### What you are asked to do
Return the lines unchanged, beginning at the line that contains "Polygon shape [1067, 266, 1213, 511]" and ending after the line that contains "Text: 21: 21 [518, 599, 546, 619]".

** BEGIN Exercise inputs **

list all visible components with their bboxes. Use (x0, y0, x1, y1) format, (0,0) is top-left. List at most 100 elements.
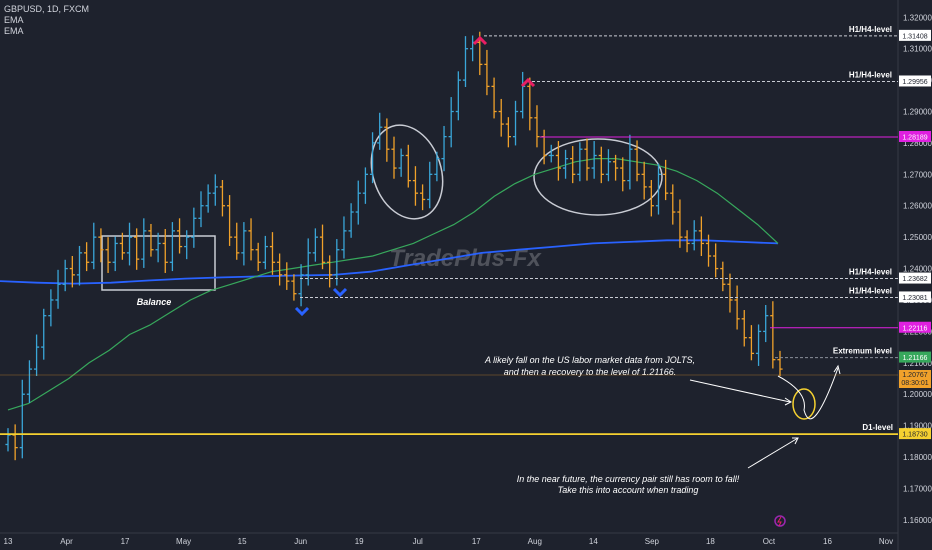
price-bar (48, 289, 54, 327)
price-tick-label: 1.28000 (903, 139, 932, 148)
current-price-value: 1.20767 (902, 372, 927, 379)
time-axis[interactable]: 13 Apr 17 May 15 Jun 19 Jul 17 Aug 14 Sep 18 Oct 16 Nov (4, 537, 894, 546)
price-bar (162, 228, 168, 273)
current-price-box (899, 370, 931, 388)
price-bar (448, 97, 454, 148)
time-tick-label: 16 (823, 537, 832, 546)
price-bar (748, 325, 755, 361)
h1-h4-level: H1/H4-level 1.23682 (300, 268, 931, 284)
price-bar (55, 269, 61, 309)
price-bar (512, 100, 519, 146)
level-label: H1/H4-level (849, 25, 892, 34)
ema-indicator-1[interactable]: EMA (4, 15, 24, 25)
bottom-marker-2 (332, 287, 348, 298)
price-bar (41, 308, 47, 360)
price-bar (284, 262, 290, 290)
price-tick-label: 1.26000 (903, 202, 932, 211)
price-tag-value: 1.21166 (903, 355, 928, 362)
price-bar (241, 222, 247, 266)
note-fall-line-2: Take this into account when trading (558, 485, 699, 495)
price-tag-value: 1.22116 (903, 325, 928, 332)
price-bar (577, 142, 583, 182)
forecast-arrowhead (833, 364, 841, 375)
price-bar (291, 274, 297, 301)
countdown-value: 08:30:01 (901, 380, 928, 387)
price-bar (355, 180, 361, 225)
level-label: H1/H4-level (849, 268, 892, 277)
h1-h4-level: H1/H4-level 1.31408 (484, 25, 931, 41)
price-bar (5, 428, 11, 452)
lightning-icon (777, 516, 782, 527)
time-tick-label: 18 (706, 537, 715, 546)
price-bar (398, 148, 404, 177)
chart-legend[interactable]: GBPUSD, 1D, FXCM EMA EMA (4, 4, 89, 37)
note-arrow-1-head (784, 397, 792, 406)
event-icon[interactable] (774, 515, 786, 527)
price-bar (155, 232, 161, 263)
price-tag (899, 428, 931, 440)
price-bar (562, 149, 569, 179)
time-tick-label: 19 (355, 537, 364, 546)
price-bar (627, 134, 633, 190)
note-arrow-2 (747, 437, 799, 469)
price-bar (348, 203, 354, 238)
price-bar (434, 151, 440, 182)
price-bar (134, 228, 140, 270)
price-bar (734, 285, 740, 330)
note-arrow-1 (689, 379, 791, 403)
price-bar (98, 228, 104, 263)
price-bar (427, 161, 433, 209)
price-bar (205, 184, 211, 213)
symbol-label[interactable]: GBPUSD, 1D, FXCM (4, 4, 90, 14)
price-bar (12, 424, 18, 461)
ema-fast-line (7, 158, 779, 411)
price-bar (663, 159, 669, 201)
price-bar (498, 98, 504, 137)
price-bar (262, 235, 268, 270)
price-bar (441, 125, 447, 172)
marker-level: 1.28189 (540, 130, 931, 142)
price-bar (327, 255, 333, 288)
price-bar (334, 239, 340, 286)
marker-level: 1.22116 (770, 321, 931, 333)
price-bar (455, 71, 461, 121)
price-tag-value: 1.29956 (902, 79, 927, 86)
price-bar (33, 334, 40, 376)
price-bar (191, 207, 197, 248)
ellipse-top-2 (533, 138, 663, 216)
price-bar (384, 118, 390, 162)
price-bar (269, 232, 276, 275)
price-bar (112, 236, 118, 272)
price-bar (655, 163, 662, 215)
price-bar (198, 191, 204, 228)
price-bar (777, 350, 783, 376)
price-bar (605, 149, 612, 182)
price-bar (391, 136, 397, 179)
price-bar (598, 146, 604, 184)
ema-indicator-2[interactable]: EMA (4, 26, 24, 36)
forecast-path (777, 367, 839, 420)
price-bar (369, 132, 376, 184)
price-bar (755, 324, 762, 366)
price-bar (412, 166, 419, 206)
time-tick-label: May (176, 537, 191, 546)
price-tag-value: 1.28189 (902, 134, 927, 141)
price-bar (555, 141, 562, 181)
price-bar (305, 238, 311, 286)
price-bar (277, 253, 283, 286)
price-bar (62, 259, 68, 292)
price-bar (548, 144, 554, 163)
h1-h4-level: H1/H4-level 1.23081 (300, 286, 931, 303)
ema-slow-line (0, 239, 779, 285)
price-bar (298, 264, 304, 307)
price-bar (534, 105, 540, 148)
price-bar (570, 146, 576, 184)
time-tick-label: 13 (4, 537, 13, 546)
price-bar (91, 222, 97, 270)
price-tag (899, 75, 931, 87)
price-tick-label: 1.19000 (903, 422, 932, 431)
price-bar (713, 243, 719, 278)
price-bar (505, 117, 511, 148)
note-jolts-line-2: and then a recovery to the level of 1.21… (504, 367, 676, 377)
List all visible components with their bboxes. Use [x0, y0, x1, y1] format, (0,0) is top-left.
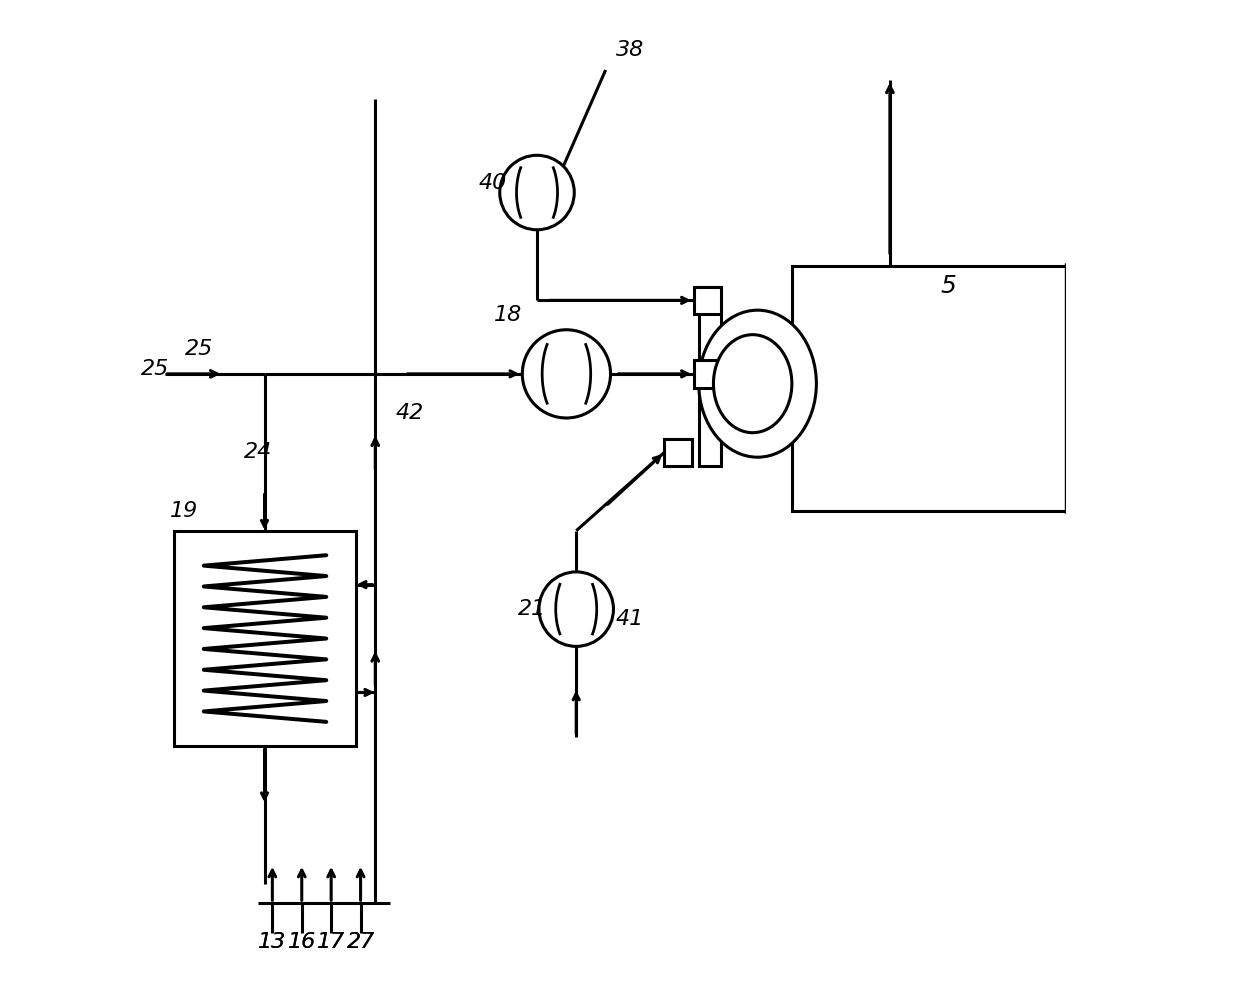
Polygon shape [1067, 266, 1213, 511]
Text: 18: 18 [493, 305, 522, 325]
Ellipse shape [699, 311, 817, 457]
Bar [694, 287, 721, 315]
Bar [664, 438, 691, 466]
Text: 27: 27 [347, 933, 374, 953]
Text: 25: 25 [140, 359, 169, 379]
Text: 38: 38 [616, 40, 644, 60]
Text: 13: 13 [258, 933, 286, 953]
Text: 16: 16 [287, 933, 316, 953]
Bar [792, 266, 1067, 511]
Text: 40: 40 [478, 173, 507, 193]
Text: 13: 13 [258, 933, 286, 953]
Text: 5: 5 [940, 273, 957, 298]
Text: 16: 16 [287, 933, 316, 953]
Text: 21: 21 [518, 599, 546, 619]
Ellipse shape [714, 334, 792, 433]
Text: 17: 17 [317, 933, 346, 953]
Text: 19: 19 [170, 501, 198, 521]
Circle shape [499, 155, 574, 230]
Circle shape [539, 572, 613, 647]
Bar [699, 287, 721, 466]
Text: 42: 42 [395, 403, 424, 423]
Text: 24: 24 [244, 442, 271, 462]
Text: 25: 25 [185, 339, 213, 360]
Text: 27: 27 [347, 933, 374, 953]
Circle shape [523, 329, 611, 418]
Bar [694, 360, 721, 387]
Text: 17: 17 [317, 933, 346, 953]
Bar [175, 531, 356, 746]
Text: 41: 41 [616, 608, 644, 629]
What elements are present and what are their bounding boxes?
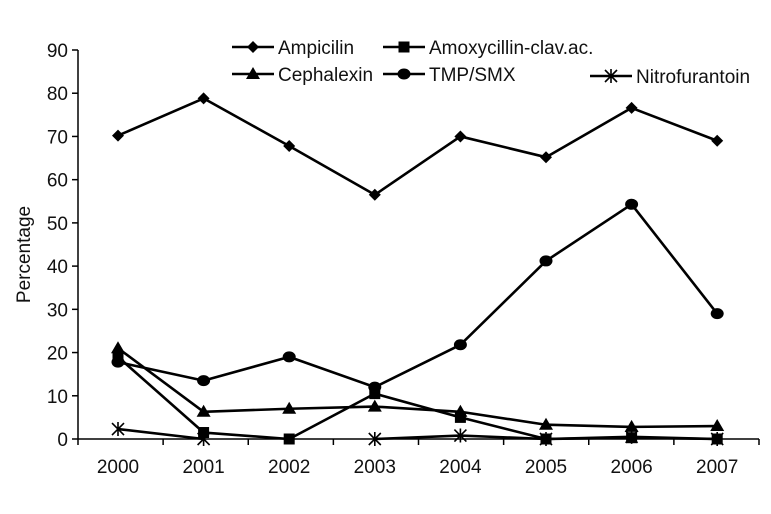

** END Exercise inputs **

### Written solution
Polygon shape [1067, 266, 1213, 511]
Text: 18: 18 [493, 305, 522, 325]
Ellipse shape [699, 311, 817, 457]
Bar [694, 287, 721, 315]
Bar [664, 438, 691, 466]
Text: 27: 27 [347, 933, 374, 953]
Text: 25: 25 [140, 359, 169, 379]
Text: 38: 38 [616, 40, 644, 60]
Text: 13: 13 [258, 933, 286, 953]
Text: 16: 16 [287, 933, 316, 953]
Bar [792, 266, 1067, 511]
Text: 40: 40 [478, 173, 507, 193]
Text: 13: 13 [258, 933, 286, 953]
Text: 5: 5 [940, 273, 957, 298]
Text: 16: 16 [287, 933, 316, 953]
Text: 21: 21 [518, 599, 546, 619]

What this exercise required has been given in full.